■ **What needs to be done**:
Provide an exact copy of the data, excluding the images.

■ **Records supplied**:
◇ ◇ ◇ ◇ ◇

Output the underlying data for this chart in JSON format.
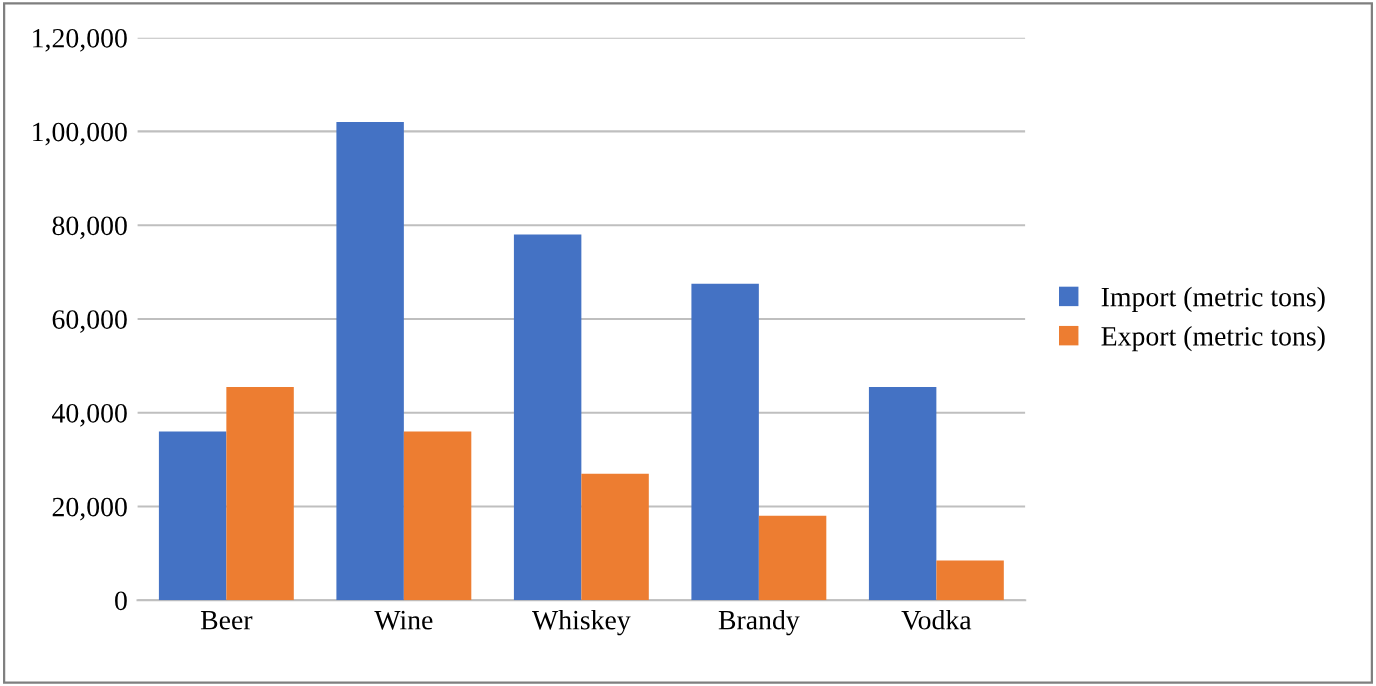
{
  "chart_data": {
    "type": "bar",
    "categories": [
      "Beer",
      "Wine",
      "Whiskey",
      "Brandy",
      "Vodka"
    ],
    "series": [
      {
        "name": "Import (metric tons)",
        "color": "#4472c4",
        "values": [
          36000,
          102000,
          78000,
          67500,
          45500
        ]
      },
      {
        "name": "Export (metric tons)",
        "color": "#ed7d31",
        "values": [
          45500,
          36000,
          27000,
          18000,
          8500
        ]
      }
    ],
    "ylim": [
      0,
      120000
    ],
    "yticks": [
      0,
      {
        "value": 20000,
        "label": "20,000"
      },
      {
        "value": 40000,
        "label": "40,000"
      },
      {
        "value": 60000,
        "label": "60,000"
      },
      {
        "value": 80000,
        "label": "80,000"
      },
      {
        "value": 100000,
        "label": "1,00,000"
      },
      {
        "value": 120000,
        "label": "1,20,000"
      }
    ],
    "grid": "y",
    "legend": "right"
  }
}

◇ ◇ ◇ ◇ ◇

■ **The answer**:
Output the underlying data for this chart in JSON format.
{
  "chart_data": {
    "type": "bar",
    "categories": [
      "Beer",
      "Wine",
      "Whiskey",
      "Brandy",
      "Vodka"
    ],
    "series": [
      {
        "name": "Import (metric tons)",
        "color": "#4472c4",
        "values": [
          36000,
          102000,
          78000,
          67500,
          45500
        ]
      },
      {
        "name": "Export (metric tons)",
        "color": "#ed7d31",
        "values": [
          45500,
          36000,
          27000,
          18000,
          8500
        ]
      }
    ],
    "ylim": [
      0,
      120000
    ],
    "yticks": [
      0,
      {
        "value": 20000,
        "label": "20,000"
      },
      {
        "value": 40000,
        "label": "40,000"
      },
      {
        "value": 60000,
        "label": "60,000"
      },
      {
        "value": 80000,
        "label": "80,000"
      },
      {
        "value": 100000,
        "label": "1,00,000"
      },
      {
        "value": 120000,
        "label": "1,20,000"
      }
    ],
    "grid": "y",
    "legend": "right"
  }
}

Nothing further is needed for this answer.